### The exercise
Look through the records below, count the lines with the word "this", and reply with only the number.

### Recorded data
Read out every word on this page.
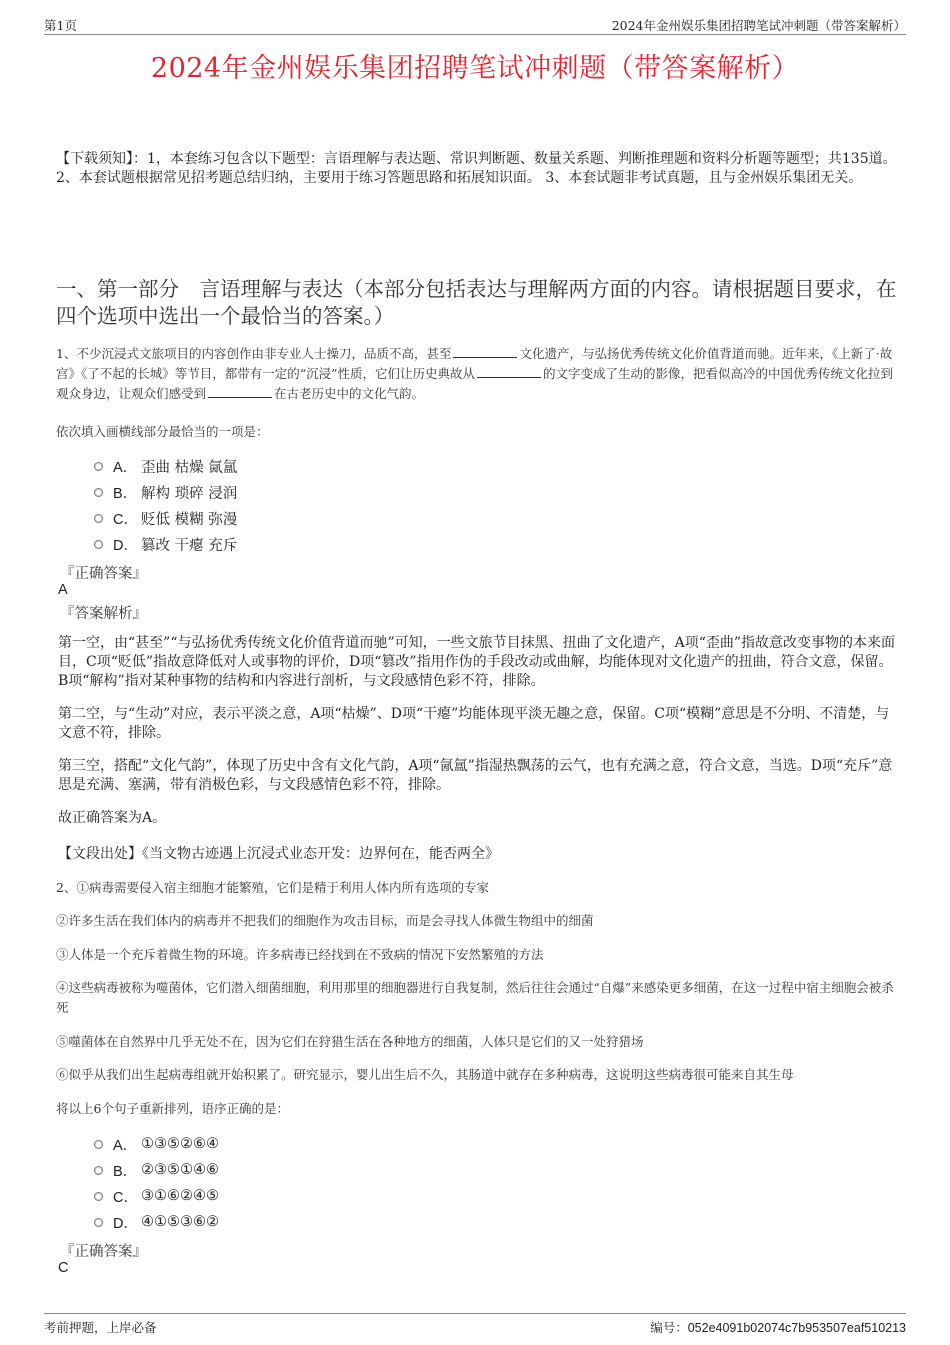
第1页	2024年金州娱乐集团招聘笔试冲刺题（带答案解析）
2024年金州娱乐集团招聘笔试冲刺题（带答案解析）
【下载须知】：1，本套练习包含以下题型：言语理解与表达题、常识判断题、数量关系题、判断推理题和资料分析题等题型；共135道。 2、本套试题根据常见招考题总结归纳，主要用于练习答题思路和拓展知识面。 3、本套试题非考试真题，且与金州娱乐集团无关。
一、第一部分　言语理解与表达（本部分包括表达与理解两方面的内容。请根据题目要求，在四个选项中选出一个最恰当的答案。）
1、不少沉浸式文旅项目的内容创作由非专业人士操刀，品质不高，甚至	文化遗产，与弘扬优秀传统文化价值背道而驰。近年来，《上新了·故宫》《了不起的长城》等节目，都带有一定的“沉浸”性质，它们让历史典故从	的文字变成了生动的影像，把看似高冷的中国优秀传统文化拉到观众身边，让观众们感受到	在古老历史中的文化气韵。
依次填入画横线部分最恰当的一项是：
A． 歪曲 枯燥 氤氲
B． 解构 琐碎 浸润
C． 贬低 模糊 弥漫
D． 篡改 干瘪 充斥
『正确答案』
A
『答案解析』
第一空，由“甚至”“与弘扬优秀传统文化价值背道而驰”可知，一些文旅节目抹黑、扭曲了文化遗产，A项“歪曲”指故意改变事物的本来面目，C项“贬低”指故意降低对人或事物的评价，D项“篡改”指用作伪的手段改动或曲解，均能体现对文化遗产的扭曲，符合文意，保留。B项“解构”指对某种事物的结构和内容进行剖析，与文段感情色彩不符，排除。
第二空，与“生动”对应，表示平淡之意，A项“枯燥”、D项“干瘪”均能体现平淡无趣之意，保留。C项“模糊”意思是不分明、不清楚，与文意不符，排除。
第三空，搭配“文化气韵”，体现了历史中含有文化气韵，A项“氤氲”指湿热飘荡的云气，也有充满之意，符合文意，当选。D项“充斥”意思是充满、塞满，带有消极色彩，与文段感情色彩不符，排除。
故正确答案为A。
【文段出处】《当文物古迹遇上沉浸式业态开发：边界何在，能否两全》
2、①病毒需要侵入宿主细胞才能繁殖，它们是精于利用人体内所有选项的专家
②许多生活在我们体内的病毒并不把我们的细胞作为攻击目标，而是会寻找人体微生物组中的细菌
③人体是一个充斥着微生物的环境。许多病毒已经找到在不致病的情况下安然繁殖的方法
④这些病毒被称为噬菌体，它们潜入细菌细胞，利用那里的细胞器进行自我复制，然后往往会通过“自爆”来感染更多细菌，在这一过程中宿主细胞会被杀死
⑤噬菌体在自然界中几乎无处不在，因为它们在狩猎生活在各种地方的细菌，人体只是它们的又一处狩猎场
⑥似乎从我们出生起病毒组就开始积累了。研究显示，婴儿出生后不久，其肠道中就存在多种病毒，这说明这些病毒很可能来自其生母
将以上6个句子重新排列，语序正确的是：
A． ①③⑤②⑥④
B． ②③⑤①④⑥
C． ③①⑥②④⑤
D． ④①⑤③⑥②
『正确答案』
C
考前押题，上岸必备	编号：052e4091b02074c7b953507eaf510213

==

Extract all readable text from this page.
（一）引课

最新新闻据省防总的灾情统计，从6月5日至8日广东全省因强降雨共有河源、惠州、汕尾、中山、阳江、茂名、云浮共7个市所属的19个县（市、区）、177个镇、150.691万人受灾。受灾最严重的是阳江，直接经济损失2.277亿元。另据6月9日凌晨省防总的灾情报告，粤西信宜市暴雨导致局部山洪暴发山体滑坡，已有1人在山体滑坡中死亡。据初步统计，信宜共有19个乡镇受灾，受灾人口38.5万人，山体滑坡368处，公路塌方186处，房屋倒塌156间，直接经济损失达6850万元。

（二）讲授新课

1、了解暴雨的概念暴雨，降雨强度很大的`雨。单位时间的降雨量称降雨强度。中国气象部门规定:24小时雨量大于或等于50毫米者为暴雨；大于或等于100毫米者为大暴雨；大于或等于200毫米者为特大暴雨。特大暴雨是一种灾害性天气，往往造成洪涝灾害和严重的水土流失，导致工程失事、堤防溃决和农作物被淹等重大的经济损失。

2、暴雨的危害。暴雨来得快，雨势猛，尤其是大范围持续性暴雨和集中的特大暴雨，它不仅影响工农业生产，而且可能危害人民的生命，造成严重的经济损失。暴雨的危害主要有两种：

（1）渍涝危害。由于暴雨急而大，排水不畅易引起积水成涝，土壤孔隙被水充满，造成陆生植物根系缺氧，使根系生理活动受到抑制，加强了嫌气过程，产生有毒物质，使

### Solution below
2